═════ DATASET RECORDS ═════
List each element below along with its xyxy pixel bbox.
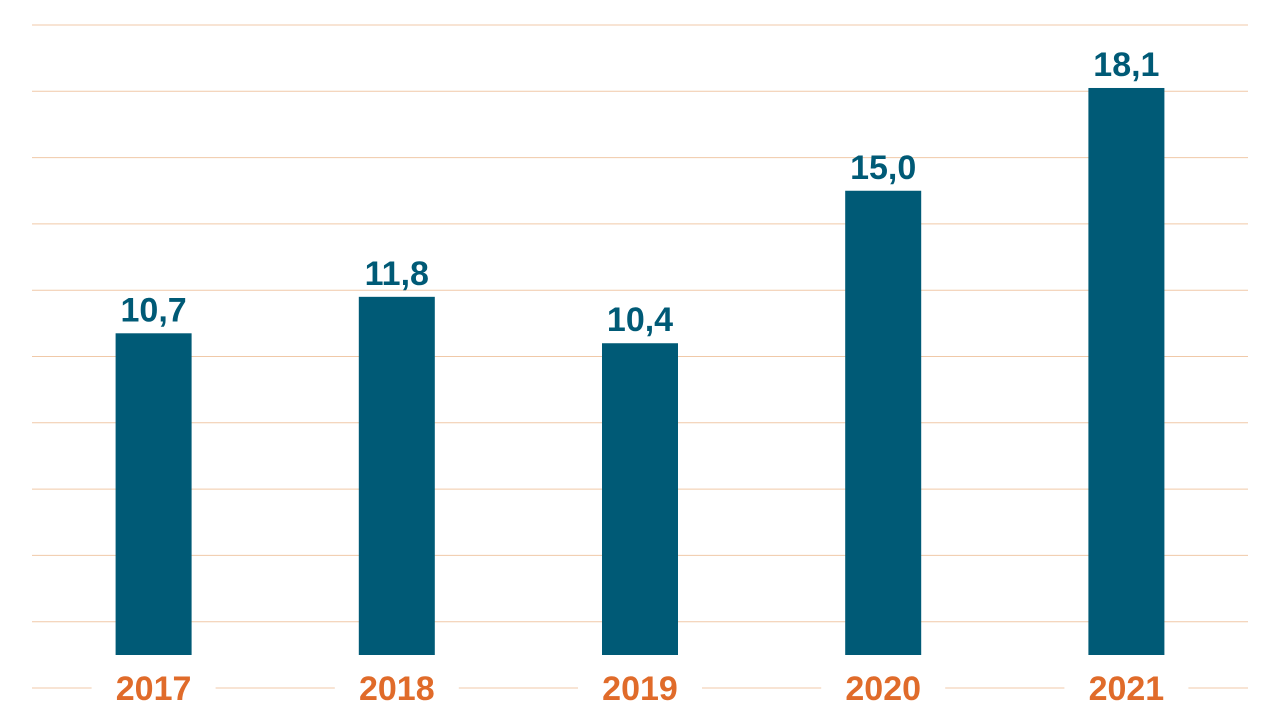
bar-2019 xyxy=(602,343,678,655)
value-label-2019: 10,4 xyxy=(607,301,673,339)
bars xyxy=(115,87,1165,656)
value-label-2017: 10,7 xyxy=(121,291,187,329)
bar-2017 xyxy=(115,333,192,655)
bar-2018 xyxy=(358,296,435,655)
category-labels: 2017 2018 2019 2020 2021 xyxy=(91,668,1189,708)
category-label-background xyxy=(578,668,702,708)
value-label-2020: 15,0 xyxy=(850,149,916,187)
bar-2021 xyxy=(1088,87,1165,656)
category-label-background xyxy=(821,668,946,708)
category-label-2019: 2019 xyxy=(602,670,678,708)
category-label-2018: 2018 xyxy=(359,670,435,708)
category-label-2021: 2021 xyxy=(1089,670,1165,708)
bar-2020 xyxy=(845,190,922,655)
category-label-2020: 2020 xyxy=(845,670,921,708)
value-label-2021: 18,1 xyxy=(1093,46,1159,84)
category-label-background xyxy=(334,668,459,708)
category-label-background xyxy=(1064,668,1189,708)
value-labels: 10,7 11,8 10,4 15,0 18,1 xyxy=(121,46,1160,339)
category-label-2017: 2017 xyxy=(116,670,192,708)
category-label-background xyxy=(91,668,216,708)
value-label-2018: 11,8 xyxy=(365,255,429,293)
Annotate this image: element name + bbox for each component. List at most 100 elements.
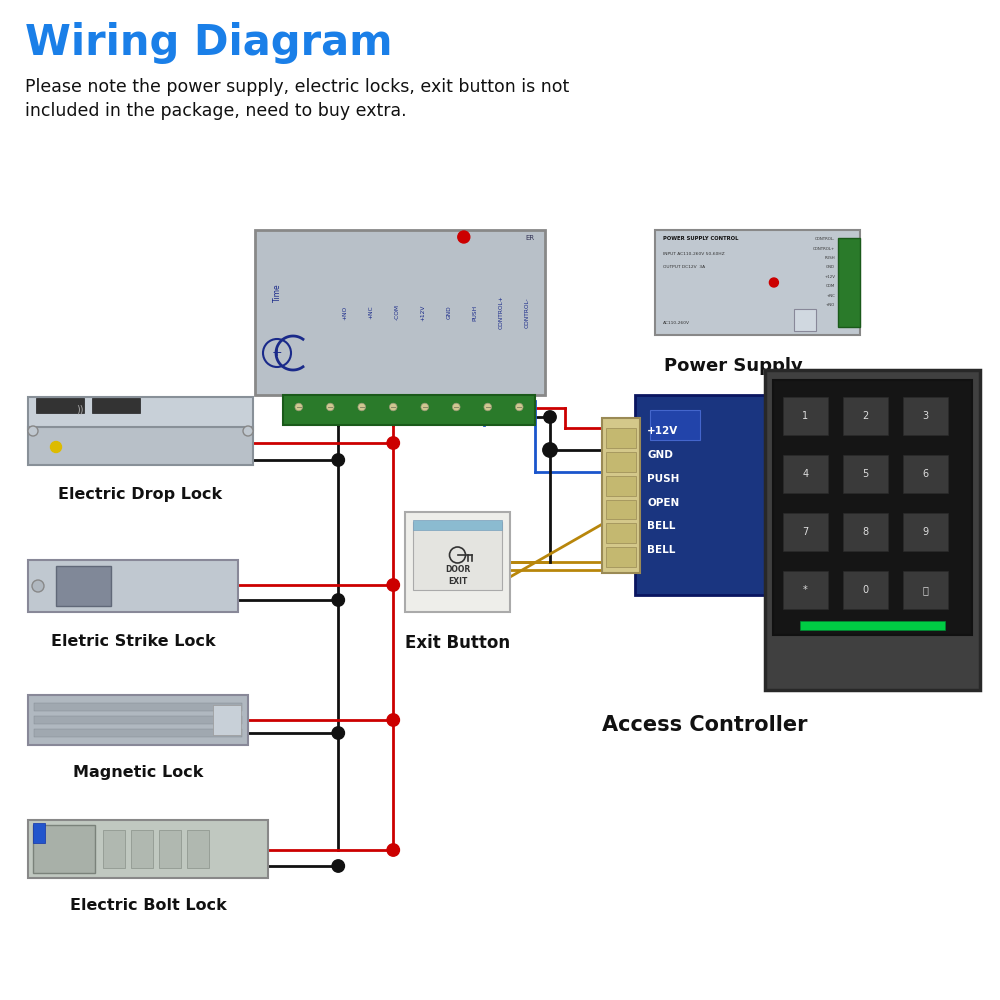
Circle shape (769, 278, 778, 287)
Text: +12V: +12V (420, 304, 425, 321)
Text: 0: 0 (862, 585, 869, 595)
Text: CONTROL-: CONTROL- (524, 297, 530, 328)
Text: OUTPUT DC12V  3A: OUTPUT DC12V 3A (663, 265, 705, 269)
Bar (413, 520, 502, 530)
Circle shape (387, 844, 399, 856)
Bar (903, 513, 948, 551)
Text: 4: 4 (802, 469, 809, 479)
Circle shape (332, 860, 344, 872)
Text: Access Controller: Access Controller (602, 715, 808, 735)
Bar (635, 395, 790, 595)
Text: +12V: +12V (647, 426, 678, 436)
Text: 🔒: 🔒 (923, 585, 928, 595)
Bar (838, 238, 860, 327)
Circle shape (332, 727, 344, 739)
Bar (36, 398, 84, 413)
Text: OPEN: OPEN (647, 498, 679, 508)
Bar (606, 428, 636, 448)
Text: 8: 8 (862, 527, 869, 537)
Text: +NO: +NO (826, 304, 835, 308)
Circle shape (484, 403, 492, 411)
Circle shape (387, 437, 399, 449)
Circle shape (389, 403, 397, 411)
Bar (405, 512, 510, 612)
Bar (606, 547, 636, 567)
Bar (92, 398, 140, 413)
Text: Electric Drop Lock: Electric Drop Lock (58, 487, 223, 502)
Text: 1: 1 (802, 411, 809, 421)
Bar (765, 370, 980, 690)
Bar (903, 455, 948, 493)
Circle shape (51, 442, 62, 453)
Text: +NC: +NC (368, 306, 373, 319)
Circle shape (458, 231, 470, 243)
Circle shape (28, 426, 38, 436)
Bar (794, 309, 816, 331)
Text: EXIT: EXIT (448, 578, 467, 586)
Bar (843, 513, 888, 551)
Text: +: + (272, 347, 282, 360)
Circle shape (332, 454, 344, 466)
Text: PUSH: PUSH (473, 304, 478, 321)
Bar (103, 830, 125, 868)
Bar (843, 455, 888, 493)
Text: 9: 9 (922, 527, 929, 537)
Text: INPUT AC110-260V 50-60HZ: INPUT AC110-260V 50-60HZ (663, 252, 725, 256)
Bar (34, 703, 242, 711)
Bar (159, 830, 181, 868)
Circle shape (32, 580, 44, 592)
Text: *: * (803, 585, 808, 595)
Text: Magnetic Lock: Magnetic Lock (73, 765, 203, 780)
Bar (28, 397, 253, 430)
Text: POWER SUPPLY CONTROL: POWER SUPPLY CONTROL (663, 236, 738, 241)
Text: PUSH: PUSH (647, 474, 679, 484)
Bar (773, 380, 972, 635)
Text: AC110-260V: AC110-260V (663, 321, 690, 325)
Bar (131, 830, 153, 868)
Circle shape (326, 403, 334, 411)
Text: Exit Button: Exit Button (405, 634, 510, 652)
Text: +NO: +NO (342, 305, 348, 320)
Circle shape (387, 714, 399, 726)
Text: GND: GND (446, 306, 451, 319)
Bar (606, 523, 636, 543)
Text: COM: COM (826, 284, 835, 288)
Text: 6: 6 (922, 469, 929, 479)
Text: Electric Bolt Lock: Electric Bolt Lock (70, 898, 226, 913)
Text: CONTROL-: CONTROL- (815, 237, 835, 241)
Text: Power Supply: Power Supply (664, 357, 802, 375)
Text: -COM: -COM (394, 304, 400, 320)
Text: +12V: +12V (824, 275, 835, 279)
Bar (843, 397, 888, 435)
Bar (213, 705, 241, 735)
Text: BELL: BELL (647, 545, 675, 555)
Bar (33, 825, 95, 873)
Bar (56, 566, 111, 606)
Circle shape (387, 579, 399, 591)
Bar (34, 729, 242, 737)
Circle shape (515, 403, 523, 411)
Bar (783, 571, 828, 609)
Circle shape (544, 411, 556, 423)
Circle shape (243, 426, 253, 436)
Bar (34, 716, 242, 724)
Bar (800, 621, 945, 630)
Bar (28, 695, 248, 745)
Bar (606, 476, 636, 496)
Bar (903, 571, 948, 609)
Bar (283, 395, 535, 425)
Bar (843, 571, 888, 609)
Circle shape (295, 403, 303, 411)
Bar (33, 823, 45, 843)
Text: 3: 3 (922, 411, 929, 421)
Text: +NC: +NC (826, 294, 835, 298)
Bar (606, 500, 636, 519)
Bar (602, 418, 640, 573)
Bar (903, 397, 948, 435)
Circle shape (452, 403, 460, 411)
Text: 2: 2 (862, 411, 869, 421)
Bar (783, 397, 828, 435)
Text: GND: GND (647, 450, 673, 460)
Bar (28, 427, 253, 465)
Text: 5: 5 (862, 469, 869, 479)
═════
▶ [DIRECTIONS] Reproduce the lines from the one with "bar-2019 xyxy=(602,343,678,655)" up to and including the one with "value-label-2020: 15,0 xyxy=(850,149,916,187)", renaming "xyxy" to "bbox" and changing nothing else.

▶ [CORRECT ANSWER]
bar-2019 bbox=(602,343,678,655)
value-label-2019: 10,4 bbox=(607,301,673,339)
bars bbox=(115,87,1165,656)
value-label-2017: 10,7 bbox=(121,291,187,329)
bar-2017 bbox=(115,333,192,655)
bar-2018 bbox=(358,296,435,655)
category-labels: 2017 2018 2019 2020 2021 bbox=(91,668,1189,708)
category-label-background bbox=(578,668,702,708)
value-label-2020: 15,0 bbox=(850,149,916,187)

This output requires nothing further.